> [RECORD EXCERPTS]:
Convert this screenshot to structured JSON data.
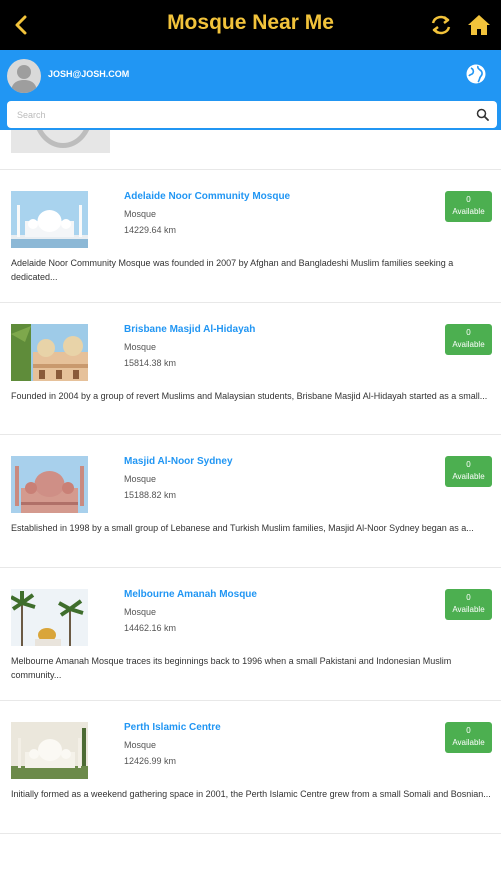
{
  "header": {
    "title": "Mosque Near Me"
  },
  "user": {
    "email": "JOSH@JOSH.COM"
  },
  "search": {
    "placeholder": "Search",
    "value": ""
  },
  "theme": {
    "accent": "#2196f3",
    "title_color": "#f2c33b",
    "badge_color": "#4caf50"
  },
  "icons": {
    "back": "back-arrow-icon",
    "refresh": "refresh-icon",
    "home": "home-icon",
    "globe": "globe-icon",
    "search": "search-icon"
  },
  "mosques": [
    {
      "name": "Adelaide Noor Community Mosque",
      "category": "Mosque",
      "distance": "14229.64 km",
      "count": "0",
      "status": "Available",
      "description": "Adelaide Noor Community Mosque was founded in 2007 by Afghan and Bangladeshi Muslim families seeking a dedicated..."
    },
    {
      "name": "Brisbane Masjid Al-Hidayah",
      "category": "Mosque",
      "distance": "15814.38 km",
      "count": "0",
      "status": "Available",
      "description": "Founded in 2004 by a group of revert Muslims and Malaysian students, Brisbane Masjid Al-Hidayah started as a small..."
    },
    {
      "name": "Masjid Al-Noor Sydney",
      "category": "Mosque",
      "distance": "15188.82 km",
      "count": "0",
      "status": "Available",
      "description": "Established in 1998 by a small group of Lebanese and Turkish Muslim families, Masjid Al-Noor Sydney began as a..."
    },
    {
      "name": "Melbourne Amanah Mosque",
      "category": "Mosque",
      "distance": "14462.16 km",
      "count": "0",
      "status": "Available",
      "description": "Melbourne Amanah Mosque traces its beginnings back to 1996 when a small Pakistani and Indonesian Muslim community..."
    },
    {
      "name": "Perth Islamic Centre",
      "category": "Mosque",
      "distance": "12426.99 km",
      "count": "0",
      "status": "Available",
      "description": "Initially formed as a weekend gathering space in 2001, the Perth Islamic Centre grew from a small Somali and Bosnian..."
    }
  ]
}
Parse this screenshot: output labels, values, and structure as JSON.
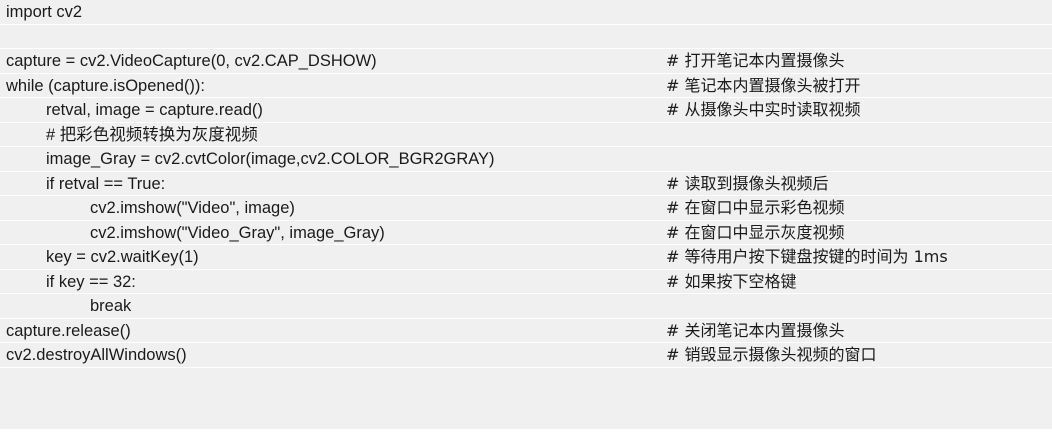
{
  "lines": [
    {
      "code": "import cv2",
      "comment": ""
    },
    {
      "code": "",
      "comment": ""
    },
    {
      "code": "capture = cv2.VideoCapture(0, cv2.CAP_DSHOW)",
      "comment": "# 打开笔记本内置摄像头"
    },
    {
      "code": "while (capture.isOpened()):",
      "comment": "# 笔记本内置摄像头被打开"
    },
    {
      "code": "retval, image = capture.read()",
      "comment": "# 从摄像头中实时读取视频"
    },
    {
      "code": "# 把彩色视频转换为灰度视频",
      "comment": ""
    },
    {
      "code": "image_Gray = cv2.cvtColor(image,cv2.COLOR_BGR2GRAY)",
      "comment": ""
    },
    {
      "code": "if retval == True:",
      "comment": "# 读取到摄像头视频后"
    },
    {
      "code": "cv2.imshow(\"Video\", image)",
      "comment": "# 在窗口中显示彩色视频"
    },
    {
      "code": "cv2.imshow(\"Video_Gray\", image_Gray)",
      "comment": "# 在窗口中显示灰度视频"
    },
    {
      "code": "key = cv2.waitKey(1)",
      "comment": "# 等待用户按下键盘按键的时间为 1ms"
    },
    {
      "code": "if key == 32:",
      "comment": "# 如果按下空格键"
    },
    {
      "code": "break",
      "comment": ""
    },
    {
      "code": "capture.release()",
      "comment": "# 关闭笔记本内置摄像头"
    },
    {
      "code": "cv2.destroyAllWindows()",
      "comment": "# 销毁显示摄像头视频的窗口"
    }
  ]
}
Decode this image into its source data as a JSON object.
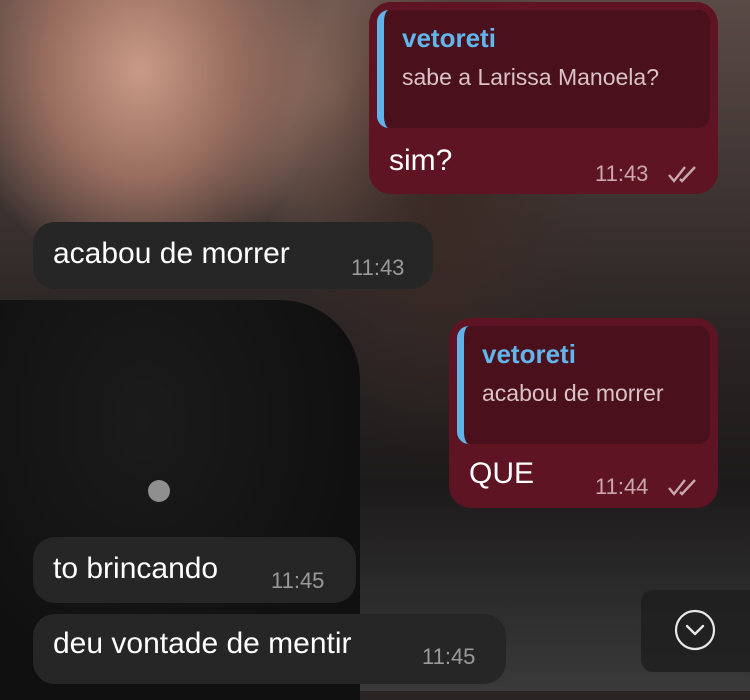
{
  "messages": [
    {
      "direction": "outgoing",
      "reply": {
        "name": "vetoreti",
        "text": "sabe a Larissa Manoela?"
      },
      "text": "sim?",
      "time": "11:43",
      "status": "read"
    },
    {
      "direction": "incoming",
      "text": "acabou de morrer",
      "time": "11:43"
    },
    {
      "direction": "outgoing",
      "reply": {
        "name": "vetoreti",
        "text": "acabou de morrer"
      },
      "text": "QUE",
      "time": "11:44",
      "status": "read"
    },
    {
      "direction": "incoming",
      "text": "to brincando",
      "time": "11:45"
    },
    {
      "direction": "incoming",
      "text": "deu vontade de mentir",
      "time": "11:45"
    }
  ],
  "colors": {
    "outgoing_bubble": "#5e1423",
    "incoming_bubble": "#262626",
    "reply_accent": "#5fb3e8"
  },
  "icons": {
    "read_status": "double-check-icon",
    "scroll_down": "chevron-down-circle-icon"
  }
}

> [TASK DESCRIPTION]: Look over the listing above. Pick out and copy every line that includes "text".

> [SOLVED EXERCISE]:
        "text": "sabe a Larissa Manoela?"
      "text": "sim?",
      "text": "acabou de morrer",
        "text": "acabou de morrer"
      "text": "QUE",
      "text": "to brincando",
      "text": "deu vontade de mentir",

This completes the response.